Check every line of the entries for "genre", and copy the lines that hold it.

→ **Recorded information**
- - - - -

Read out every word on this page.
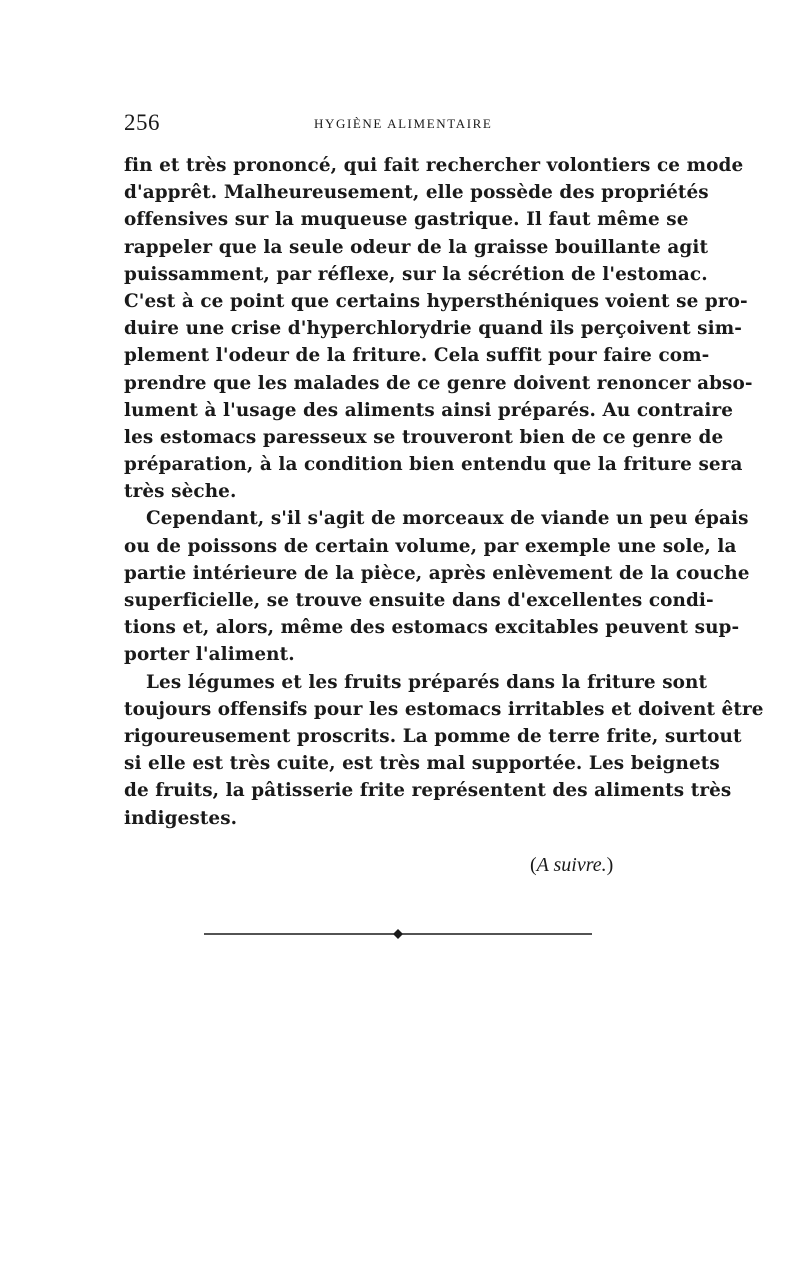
256	HYGIÈNE ALIMENTAIRE
fin et très prononcé, qui fait rechercher volontiers ce mode
d'apprêt. Malheureusement, elle possède des propriétés
offensives sur la muqueuse gastrique. Il faut même se
rappeler que la seule odeur de la graisse bouillante agit
puissamment, par réflexe, sur la sécrétion de l'estomac.
C'est à ce point que certains hypersthéniques voient se pro-
duire une crise d'hyperchlorydrie quand ils perçoivent sim-
plement l'odeur de la friture. Cela suffit pour faire com-
prendre que les malades de ce genre doivent renoncer abso-
lument à l'usage des aliments ainsi préparés. Au contraire
les estomacs paresseux se trouveront bien de ce genre de
préparation, à la condition bien entendu que la friture sera
très sèche.
Cependant, s'il s'agit de morceaux de viande un peu épais
ou de poissons de certain volume, par exemple une sole, la
partie intérieure de la pièce, après enlèvement de la couche
superficielle, se trouve ensuite dans d'excellentes condi-
tions et, alors, même des estomacs excitables peuvent sup-
porter l'aliment.
Les légumes et les fruits préparés dans la friture sont
toujours offensifs pour les estomacs irritables et doivent être
rigoureusement proscrits. La pomme de terre frite, surtout
si elle est très cuite, est très mal supportée. Les beignets
de fruits, la pâtisserie frite représentent des aliments très
indigestes.
(A suivre.)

- - - - -

→ **Exercise response**
prendre que les malades de ce genre doivent renoncer abso-
les estomacs paresseux se trouveront bien de ce genre de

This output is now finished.